**DATASET CONTENT**

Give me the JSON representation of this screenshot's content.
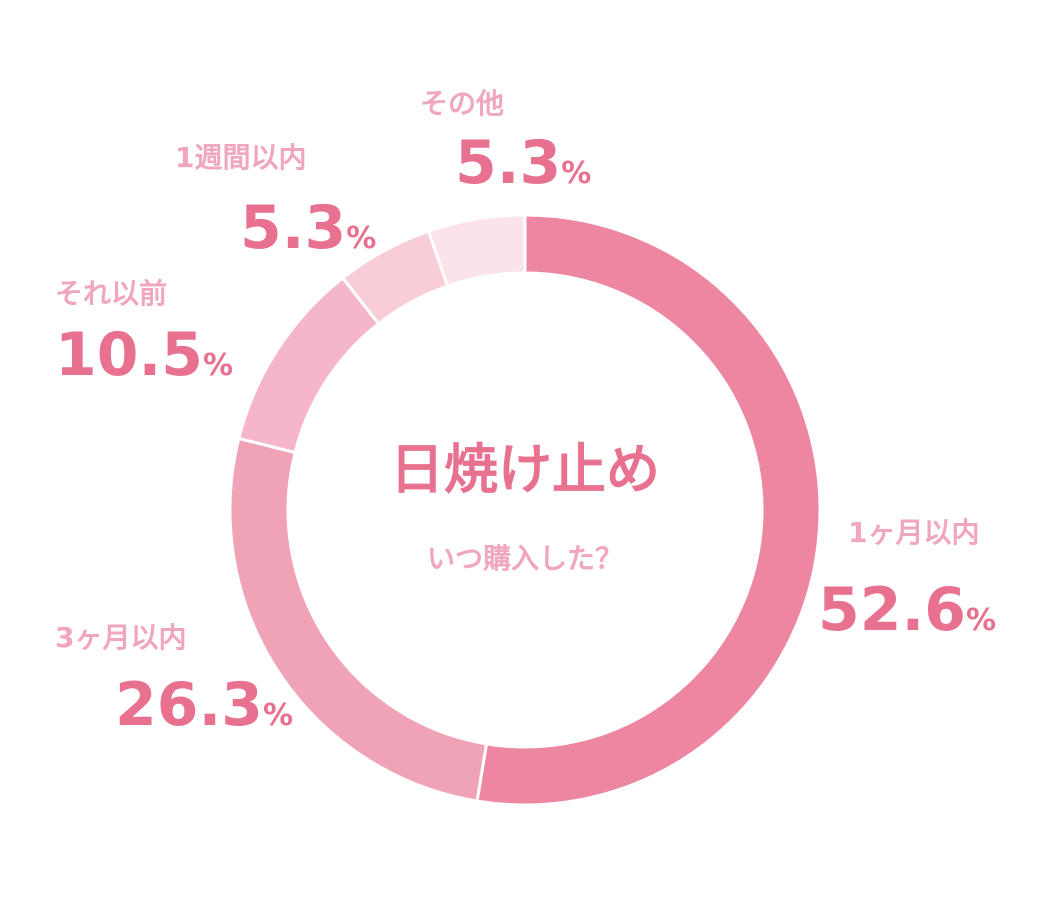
{
  "chart_data": {
    "type": "donut",
    "title": "日焼け止め",
    "subtitle": "いつ購入した？",
    "categories": [
      "1ヶ月以内",
      "3ヶ月以内",
      "それ以前",
      "1週間以内",
      "その他"
    ],
    "values": [
      52.6,
      26.3,
      10.5,
      5.3,
      5.3
    ],
    "unit": "%",
    "colors": [
      "#ed86a0",
      "#f0a2b6",
      "#f4b6c8",
      "#f8cdd8",
      "#fbe3e9"
    ]
  }
}
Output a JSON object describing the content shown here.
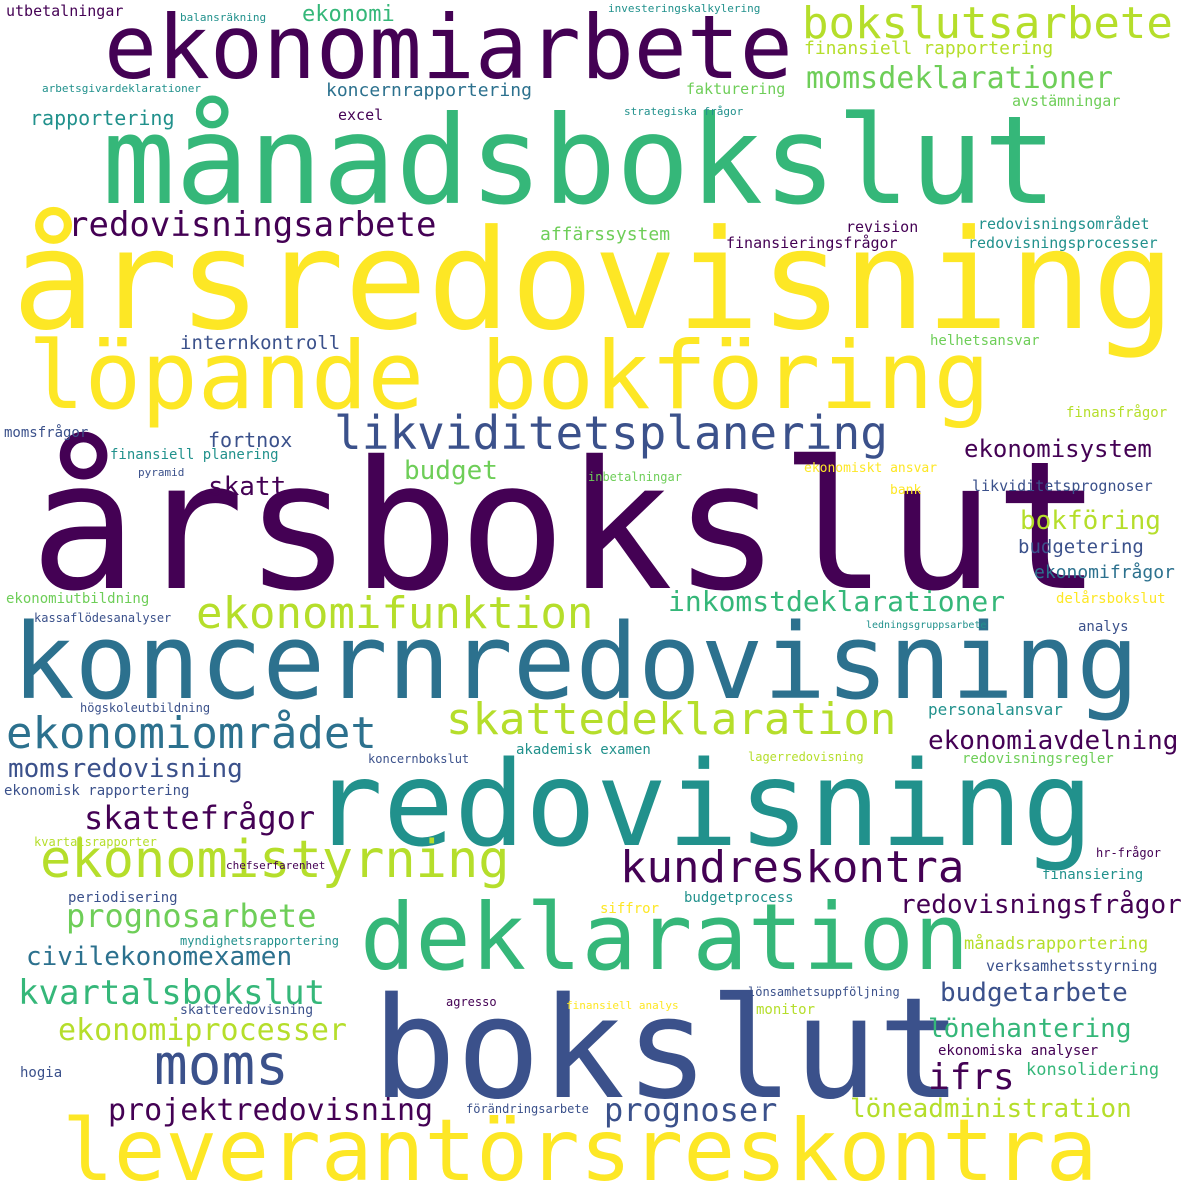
{
  "palette": {
    "viridis_0": "#440154",
    "viridis_1": "#3b518b",
    "viridis_2": "#2c718e",
    "viridis_3": "#21918c",
    "viridis_4": "#35b779",
    "viridis_5": "#6ece58",
    "viridis_6": "#b5de2b",
    "viridis_7": "#fde725"
  },
  "words": [
    {
      "text": "årsbokslut",
      "color": "viridis_0",
      "weight": 1.0
    },
    {
      "text": "årsredovisning",
      "color": "viridis_7",
      "weight": 0.95
    },
    {
      "text": "koncernredovisning",
      "color": "viridis_2",
      "weight": 0.8
    },
    {
      "text": "månadsbokslut",
      "color": "viridis_4",
      "weight": 0.85
    },
    {
      "text": "bokslut",
      "color": "viridis_1",
      "weight": 0.9
    },
    {
      "text": "redovisning",
      "color": "viridis_3",
      "weight": 0.8
    },
    {
      "text": "löpande bokföring",
      "color": "viridis_7",
      "weight": 0.7
    },
    {
      "text": "leverantörsreskontra",
      "color": "viridis_7",
      "weight": 0.65
    },
    {
      "text": "ekonomiarbete",
      "color": "viridis_0",
      "weight": 0.65
    },
    {
      "text": "deklaration",
      "color": "viridis_4",
      "weight": 0.7
    },
    {
      "text": "ekonomistyrning",
      "color": "viridis_6",
      "weight": 0.45
    },
    {
      "text": "bokslutsarbete",
      "color": "viridis_6",
      "weight": 0.4
    },
    {
      "text": "likviditetsplanering",
      "color": "viridis_1",
      "weight": 0.4
    },
    {
      "text": "ekonomiområdet",
      "color": "viridis_2",
      "weight": 0.38
    },
    {
      "text": "skattedeklaration",
      "color": "viridis_6",
      "weight": 0.38
    },
    {
      "text": "ekonomifunktion",
      "color": "viridis_6",
      "weight": 0.35
    },
    {
      "text": "kundreskontra",
      "color": "viridis_0",
      "weight": 0.35
    },
    {
      "text": "moms",
      "color": "viridis_1",
      "weight": 0.4
    },
    {
      "text": "redovisningsarbete",
      "color": "viridis_0",
      "weight": 0.3
    },
    {
      "text": "momsdeklarationer",
      "color": "viridis_5",
      "weight": 0.28
    },
    {
      "text": "prognosarbete",
      "color": "viridis_5",
      "weight": 0.28
    },
    {
      "text": "kvartalsbokslut",
      "color": "viridis_4",
      "weight": 0.28
    },
    {
      "text": "ekonomiprocesser",
      "color": "viridis_6",
      "weight": 0.27
    },
    {
      "text": "projektredovisning",
      "color": "viridis_0",
      "weight": 0.27
    },
    {
      "text": "prognoser",
      "color": "viridis_1",
      "weight": 0.28
    },
    {
      "text": "skattefrågor",
      "color": "viridis_0",
      "weight": 0.27
    },
    {
      "text": "inkomstdeklarationer",
      "color": "viridis_4",
      "weight": 0.25
    },
    {
      "text": "ifrs",
      "color": "viridis_0",
      "weight": 0.27
    },
    {
      "text": "momsredovisning",
      "color": "viridis_1",
      "weight": 0.23
    },
    {
      "text": "ekonomiavdelning",
      "color": "viridis_0",
      "weight": 0.23
    },
    {
      "text": "redovisningsfrågor",
      "color": "viridis_0",
      "weight": 0.22
    },
    {
      "text": "civilekonomexamen",
      "color": "viridis_2",
      "weight": 0.22
    },
    {
      "text": "budgetarbete",
      "color": "viridis_1",
      "weight": 0.22
    },
    {
      "text": "lönehantering",
      "color": "viridis_4",
      "weight": 0.22
    },
    {
      "text": "löneadministration",
      "color": "viridis_6",
      "weight": 0.22
    },
    {
      "text": "ekonomisystem",
      "color": "viridis_0",
      "weight": 0.2
    },
    {
      "text": "bokföring",
      "color": "viridis_6",
      "weight": 0.22
    },
    {
      "text": "budget",
      "color": "viridis_5",
      "weight": 0.2
    },
    {
      "text": "skatt",
      "color": "viridis_0",
      "weight": 0.22
    },
    {
      "text": "ekonomi",
      "color": "viridis_4",
      "weight": 0.2
    },
    {
      "text": "internkontroll",
      "color": "viridis_1",
      "weight": 0.17
    },
    {
      "text": "fortnox",
      "color": "viridis_1",
      "weight": 0.17
    },
    {
      "text": "budgetering",
      "color": "viridis_1",
      "weight": 0.17
    },
    {
      "text": "ekonomifrågor",
      "color": "viridis_2",
      "weight": 0.16
    },
    {
      "text": "koncernrapportering",
      "color": "viridis_2",
      "weight": 0.16
    },
    {
      "text": "rapportering",
      "color": "viridis_3",
      "weight": 0.17
    },
    {
      "text": "affärssystem",
      "color": "viridis_5",
      "weight": 0.16
    },
    {
      "text": "finansiell rapportering",
      "color": "viridis_6",
      "weight": 0.16
    },
    {
      "text": "konsolidering",
      "color": "viridis_4",
      "weight": 0.15
    },
    {
      "text": "personalansvar",
      "color": "viridis_3",
      "weight": 0.14
    },
    {
      "text": "månadsrapportering",
      "color": "viridis_6",
      "weight": 0.14
    },
    {
      "text": "finansieringsfrågor",
      "color": "viridis_0",
      "weight": 0.14
    },
    {
      "text": "redovisningsprocesser",
      "color": "viridis_3",
      "weight": 0.13
    },
    {
      "text": "redovisningsområdet",
      "color": "viridis_3",
      "weight": 0.13
    },
    {
      "text": "revision",
      "color": "viridis_0",
      "weight": 0.13
    },
    {
      "text": "ekonomiska analyser",
      "color": "viridis_0",
      "weight": 0.12
    },
    {
      "text": "verksamhetsstyrning",
      "color": "viridis_1",
      "weight": 0.12
    },
    {
      "text": "likviditetsprognoser",
      "color": "viridis_1",
      "weight": 0.12
    },
    {
      "text": "finansiell planering",
      "color": "viridis_3",
      "weight": 0.12
    },
    {
      "text": "momsfrågor",
      "color": "viridis_1",
      "weight": 0.11
    },
    {
      "text": "helhetsansvar",
      "color": "viridis_5",
      "weight": 0.11
    },
    {
      "text": "finansfrågor",
      "color": "viridis_6",
      "weight": 0.11
    },
    {
      "text": "avstämningar",
      "color": "viridis_5",
      "weight": 0.12
    },
    {
      "text": "fakturering",
      "color": "viridis_5",
      "weight": 0.12
    },
    {
      "text": "excel",
      "color": "viridis_0",
      "weight": 0.12
    },
    {
      "text": "utbetalningar",
      "color": "viridis_0",
      "weight": 0.12
    },
    {
      "text": "ekonomiutbildning",
      "color": "viridis_5",
      "weight": 0.11
    },
    {
      "text": "kassaflödesanalyser",
      "color": "viridis_1",
      "weight": 0.1
    },
    {
      "text": "högskoleutbildning",
      "color": "viridis_1",
      "weight": 0.1
    },
    {
      "text": "ekonomisk rapportering",
      "color": "viridis_1",
      "weight": 0.11
    },
    {
      "text": "akademisk examen",
      "color": "viridis_3",
      "weight": 0.11
    },
    {
      "text": "koncernbokslut",
      "color": "viridis_1",
      "weight": 0.1
    },
    {
      "text": "lagerredovisning",
      "color": "viridis_6",
      "weight": 0.1
    },
    {
      "text": "redovisningsregler",
      "color": "viridis_5",
      "weight": 0.11
    },
    {
      "text": "analys",
      "color": "viridis_1",
      "weight": 0.11
    },
    {
      "text": "delårsbokslut",
      "color": "viridis_7",
      "weight": 0.11
    },
    {
      "text": "ledningsgruppsarbete",
      "color": "viridis_3",
      "weight": 0.08
    },
    {
      "text": "kvartalsrapporter",
      "color": "viridis_6",
      "weight": 0.1
    },
    {
      "text": "periodisering",
      "color": "viridis_1",
      "weight": 0.11
    },
    {
      "text": "chefserfarenhet",
      "color": "viridis_0",
      "weight": 0.09
    },
    {
      "text": "myndighetsrapportering",
      "color": "viridis_3",
      "weight": 0.09
    },
    {
      "text": "skatteredovisning",
      "color": "viridis_1",
      "weight": 0.1
    },
    {
      "text": "hogia",
      "color": "viridis_1",
      "weight": 0.11
    },
    {
      "text": "agresso",
      "color": "viridis_0",
      "weight": 0.1
    },
    {
      "text": "finansiell analys",
      "color": "viridis_7",
      "weight": 0.09
    },
    {
      "text": "lönsamhetsuppföljning",
      "color": "viridis_1",
      "weight": 0.09
    },
    {
      "text": "monitor",
      "color": "viridis_6",
      "weight": 0.11
    },
    {
      "text": "siffror",
      "color": "viridis_7",
      "weight": 0.11
    },
    {
      "text": "budgetprocess",
      "color": "viridis_3",
      "weight": 0.11
    },
    {
      "text": "förändringsarbete",
      "color": "viridis_1",
      "weight": 0.09
    },
    {
      "text": "finansiering",
      "color": "viridis_3",
      "weight": 0.11
    },
    {
      "text": "hr-frågor",
      "color": "viridis_0",
      "weight": 0.09
    },
    {
      "text": "ekonomiskt ansvar",
      "color": "viridis_7",
      "weight": 0.1
    },
    {
      "text": "inbetalningar",
      "color": "viridis_5",
      "weight": 0.09
    },
    {
      "text": "bank",
      "color": "viridis_7",
      "weight": 0.1
    },
    {
      "text": "pyramid",
      "color": "viridis_1",
      "weight": 0.09
    },
    {
      "text": "balansräkning",
      "color": "viridis_3",
      "weight": 0.09
    },
    {
      "text": "investeringskalkylering",
      "color": "viridis_3",
      "weight": 0.09
    },
    {
      "text": "arbetsgivardeklarationer",
      "color": "viridis_3",
      "weight": 0.09
    },
    {
      "text": "strategiska frågor",
      "color": "viridis_3",
      "weight": 0.09
    }
  ]
}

**WORK INSTRUCTIONS**
For each line in the data above that contains the string "finansiell", extract the line.

**TASK RESPONSE**
      "text": "finansiell rapportering",
      "text": "finansiell planering",
      "text": "finansiell analys",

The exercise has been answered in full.